What you will do
Leave out the pictures and repeat everything else in the records exactly.
[START OF Dataset extract]
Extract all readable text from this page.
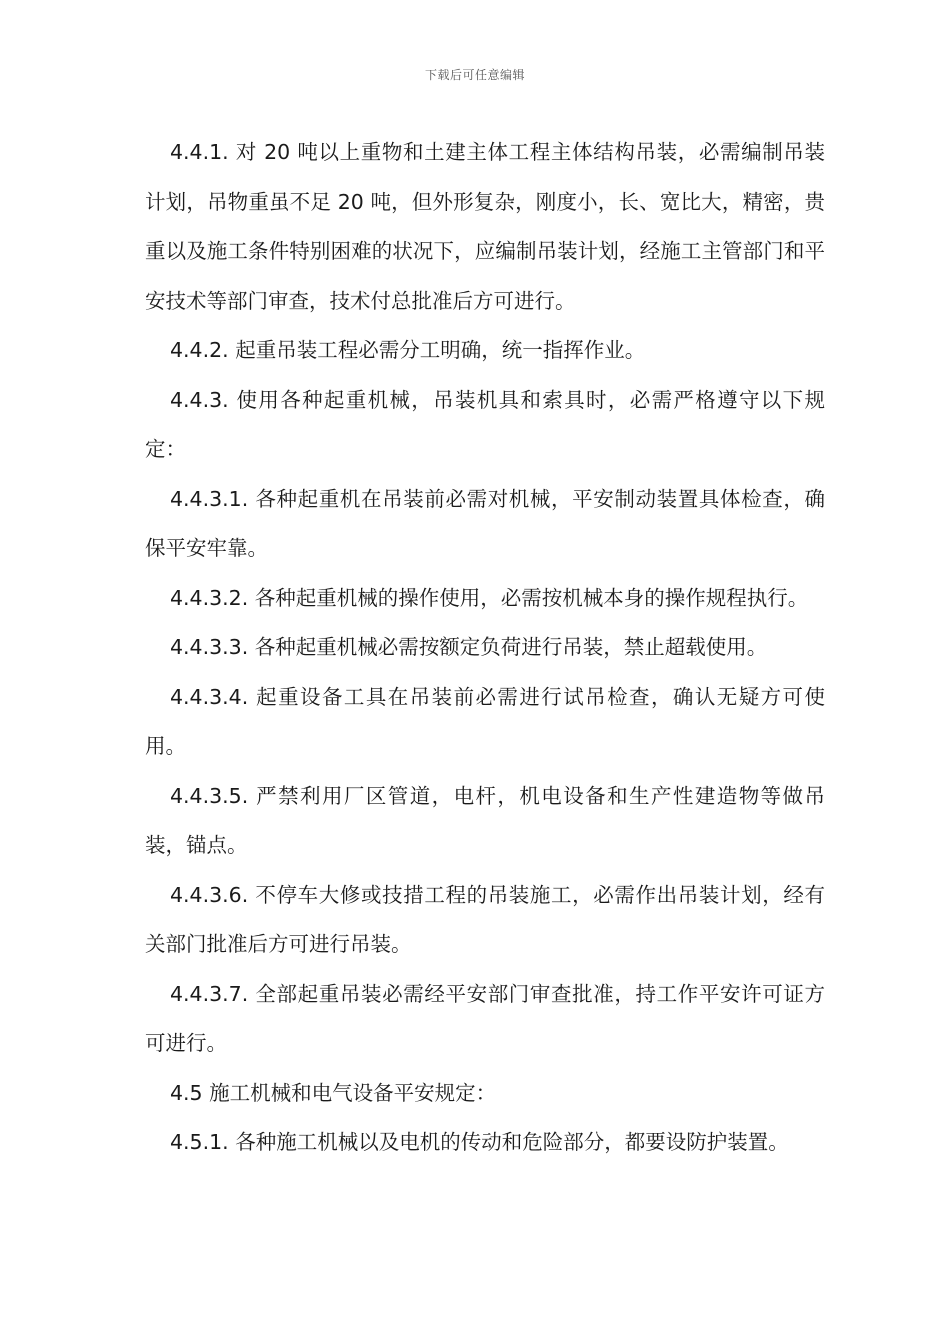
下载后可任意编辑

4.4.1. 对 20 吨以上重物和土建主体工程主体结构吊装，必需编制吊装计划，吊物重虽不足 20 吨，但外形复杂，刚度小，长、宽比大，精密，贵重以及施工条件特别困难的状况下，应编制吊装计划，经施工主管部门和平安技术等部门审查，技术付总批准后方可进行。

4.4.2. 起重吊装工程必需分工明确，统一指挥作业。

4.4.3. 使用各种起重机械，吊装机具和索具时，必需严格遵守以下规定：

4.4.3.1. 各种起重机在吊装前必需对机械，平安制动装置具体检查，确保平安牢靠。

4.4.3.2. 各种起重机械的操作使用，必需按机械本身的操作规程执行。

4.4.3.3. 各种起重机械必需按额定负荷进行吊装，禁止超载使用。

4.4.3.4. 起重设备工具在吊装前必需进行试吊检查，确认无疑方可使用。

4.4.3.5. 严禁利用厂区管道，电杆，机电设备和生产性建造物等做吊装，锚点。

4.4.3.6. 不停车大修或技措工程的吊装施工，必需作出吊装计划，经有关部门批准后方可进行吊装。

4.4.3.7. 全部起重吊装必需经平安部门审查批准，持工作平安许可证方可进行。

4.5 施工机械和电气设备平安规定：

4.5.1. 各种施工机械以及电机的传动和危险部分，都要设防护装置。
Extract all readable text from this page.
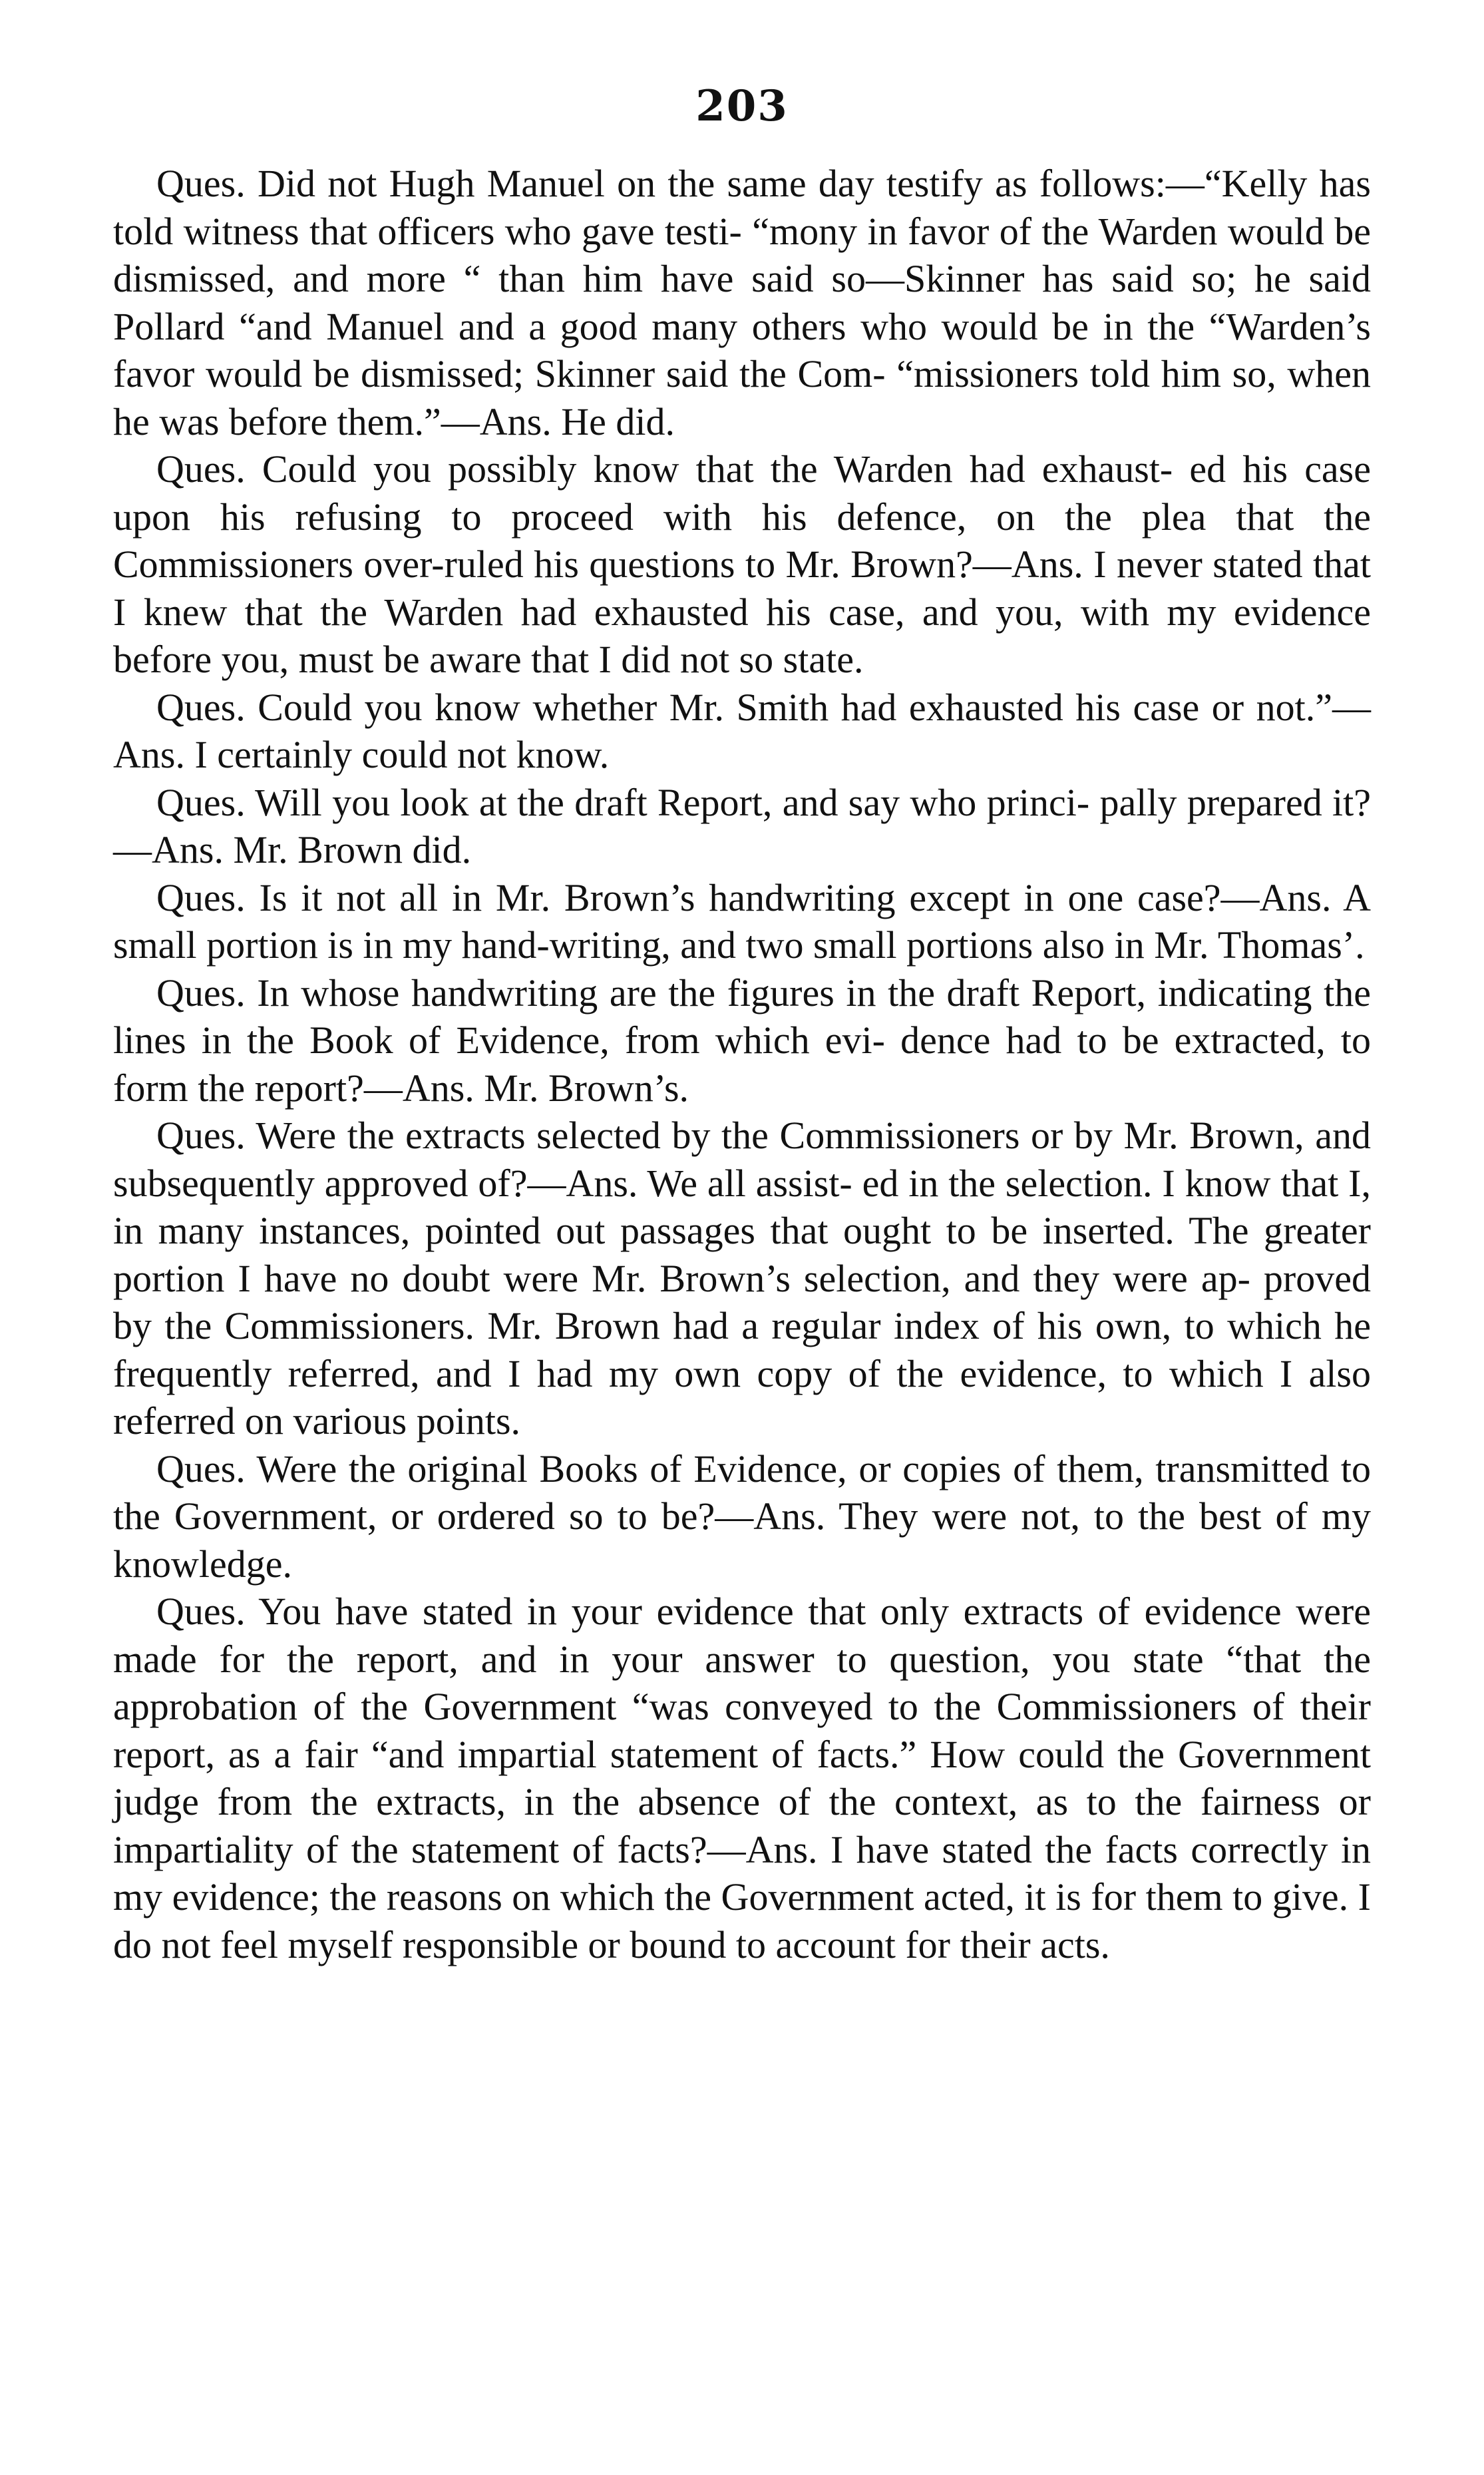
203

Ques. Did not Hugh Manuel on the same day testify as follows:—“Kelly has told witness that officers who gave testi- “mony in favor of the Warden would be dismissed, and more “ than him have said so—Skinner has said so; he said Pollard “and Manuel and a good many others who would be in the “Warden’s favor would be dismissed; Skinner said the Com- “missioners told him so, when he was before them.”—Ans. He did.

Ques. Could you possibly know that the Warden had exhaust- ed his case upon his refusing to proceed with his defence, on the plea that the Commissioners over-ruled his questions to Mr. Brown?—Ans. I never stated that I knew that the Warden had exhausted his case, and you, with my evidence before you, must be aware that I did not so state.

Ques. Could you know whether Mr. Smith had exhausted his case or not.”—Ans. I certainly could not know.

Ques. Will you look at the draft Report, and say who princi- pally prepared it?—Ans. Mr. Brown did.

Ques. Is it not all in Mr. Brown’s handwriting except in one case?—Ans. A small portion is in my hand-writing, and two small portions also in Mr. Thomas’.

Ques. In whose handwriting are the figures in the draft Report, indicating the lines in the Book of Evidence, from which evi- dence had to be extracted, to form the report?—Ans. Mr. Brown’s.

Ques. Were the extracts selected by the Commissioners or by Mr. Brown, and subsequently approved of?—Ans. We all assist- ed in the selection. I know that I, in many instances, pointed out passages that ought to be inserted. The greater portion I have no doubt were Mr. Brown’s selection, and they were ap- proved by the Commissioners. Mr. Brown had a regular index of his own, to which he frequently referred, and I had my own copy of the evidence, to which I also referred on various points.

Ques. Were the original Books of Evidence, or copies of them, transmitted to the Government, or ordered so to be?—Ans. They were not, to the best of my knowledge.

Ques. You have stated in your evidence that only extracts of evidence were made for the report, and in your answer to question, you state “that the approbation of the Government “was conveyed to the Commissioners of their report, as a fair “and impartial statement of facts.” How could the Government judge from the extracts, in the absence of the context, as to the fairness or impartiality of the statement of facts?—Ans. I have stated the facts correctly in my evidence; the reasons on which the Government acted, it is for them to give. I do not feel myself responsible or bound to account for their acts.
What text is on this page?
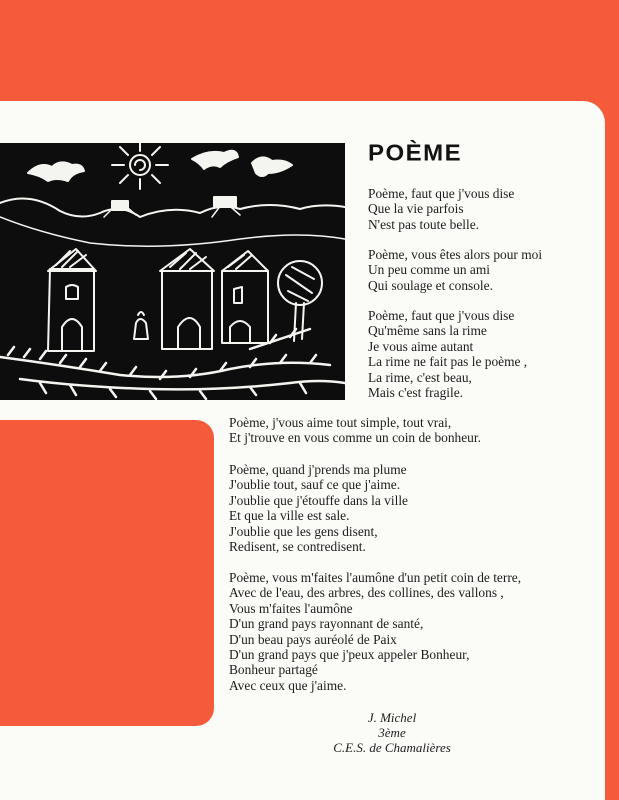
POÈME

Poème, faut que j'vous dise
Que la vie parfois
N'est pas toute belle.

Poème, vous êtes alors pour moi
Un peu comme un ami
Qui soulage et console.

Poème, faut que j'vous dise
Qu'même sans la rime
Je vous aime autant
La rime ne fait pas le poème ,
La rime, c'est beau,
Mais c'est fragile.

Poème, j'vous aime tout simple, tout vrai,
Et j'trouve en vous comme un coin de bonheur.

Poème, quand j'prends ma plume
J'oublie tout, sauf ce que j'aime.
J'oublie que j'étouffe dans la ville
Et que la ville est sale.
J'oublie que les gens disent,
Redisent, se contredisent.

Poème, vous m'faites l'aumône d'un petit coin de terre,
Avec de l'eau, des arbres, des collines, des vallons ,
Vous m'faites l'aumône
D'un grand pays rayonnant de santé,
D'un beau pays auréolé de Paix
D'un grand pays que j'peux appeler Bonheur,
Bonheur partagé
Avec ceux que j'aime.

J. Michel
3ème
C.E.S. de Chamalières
[END OF Dataset extract]
Answer for the task
Extract all readable text from this page.
下载后可任意编辑

4.4.1. 对 20 吨以上重物和土建主体工程主体结构吊装，必需编制吊装计划，吊物重虽不足 20 吨，但外形复杂，刚度小，长、宽比大，精密，贵重以及施工条件特别困难的状况下，应编制吊装计划，经施工主管部门和平安技术等部门审查，技术付总批准后方可进行。

4.4.2. 起重吊装工程必需分工明确，统一指挥作业。

4.4.3. 使用各种起重机械，吊装机具和索具时，必需严格遵守以下规定：

4.4.3.1. 各种起重机在吊装前必需对机械，平安制动装置具体检查，确保平安牢靠。

4.4.3.2. 各种起重机械的操作使用，必需按机械本身的操作规程执行。

4.4.3.3. 各种起重机械必需按额定负荷进行吊装，禁止超载使用。

4.4.3.4. 起重设备工具在吊装前必需进行试吊检查，确认无疑方可使用。

4.4.3.5. 严禁利用厂区管道，电杆，机电设备和生产性建造物等做吊装，锚点。

4.4.3.6. 不停车大修或技措工程的吊装施工，必需作出吊装计划，经有关部门批准后方可进行吊装。

4.4.3.7. 全部起重吊装必需经平安部门审查批准，持工作平安许可证方可进行。

4.5 施工机械和电气设备平安规定：

4.5.1. 各种施工机械以及电机的传动和危险部分，都要设防护装置。
Extract all readable text from this page.
203

Ques. Did not Hugh Manuel on the same day testify as follows:—“Kelly has told witness that officers who gave testi- “mony in favor of the Warden would be dismissed, and more “ than him have said so—Skinner has said so; he said Pollard “and Manuel and a good many others who would be in the “Warden’s favor would be dismissed; Skinner said the Com- “missioners told him so, when he was before them.”—Ans. He did.

Ques. Could you possibly know that the Warden had exhaust- ed his case upon his refusing to proceed with his defence, on the plea that the Commissioners over-ruled his questions to Mr. Brown?—Ans. I never stated that I knew that the Warden had exhausted his case, and you, with my evidence before you, must be aware that I did not so state.

Ques. Could you know whether Mr. Smith had exhausted his case or not.”—Ans. I certainly could not know.

Ques. Will you look at the draft Report, and say who princi- pally prepared it?—Ans. Mr. Brown did.

Ques. Is it not all in Mr. Brown’s handwriting except in one case?—Ans. A small portion is in my hand-writing, and two small portions also in Mr. Thomas’.

Ques. In whose handwriting are the figures in the draft Report, indicating the lines in the Book of Evidence, from which evi- dence had to be extracted, to form the report?—Ans. Mr. Brown’s.

Ques. Were the extracts selected by the Commissioners or by Mr. Brown, and subsequently approved of?—Ans. We all assist- ed in the selection. I know that I, in many instances, pointed out passages that ought to be inserted. The greater portion I have no doubt were Mr. Brown’s selection, and they were ap- proved by the Commissioners. Mr. Brown had a regular index of his own, to which he frequently referred, and I had my own copy of the evidence, to which I also referred on various points.

Ques. Were the original Books of Evidence, or copies of them, transmitted to the Government, or ordered so to be?—Ans. They were not, to the best of my knowledge.

Ques. You have stated in your evidence that only extracts of evidence were made for the report, and in your answer to question, you state “that the approbation of the Government “was conveyed to the Commissioners of their report, as a fair “and impartial statement of facts.” How could the Government judge from the extracts, in the absence of the context, as to the fairness or impartiality of the statement of facts?—Ans. I have stated the facts correctly in my evidence; the reasons on which the Government acted, it is for them to give. I do not feel myself responsible or bound to account for their acts.
What text is on this page?
POÈME

Poème, faut que j'vous dise
Que la vie parfois
N'est pas toute belle.

Poème, vous êtes alors pour moi
Un peu comme un ami
Qui soulage et console.

Poème, faut que j'vous dise
Qu'même sans la rime
Je vous aime autant
La rime ne fait pas le poème ,
La rime, c'est beau,
Mais c'est fragile.

Poème, j'vous aime tout simple, tout vrai,
Et j'trouve en vous comme un coin de bonheur.

Poème, quand j'prends ma plume
J'oublie tout, sauf ce que j'aime.
J'oublie que j'étouffe dans la ville
Et que la ville est sale.
J'oublie que les gens disent,
Redisent, se contredisent.

Poème, vous m'faites l'aumône d'un petit coin de terre,
Avec de l'eau, des arbres, des collines, des vallons ,
Vous m'faites l'aumône
D'un grand pays rayonnant de santé,
D'un beau pays auréolé de Paix
D'un grand pays que j'peux appeler Bonheur,
Bonheur partagé
Avec ceux que j'aime.

J. Michel
3ème
C.E.S. de Chamalières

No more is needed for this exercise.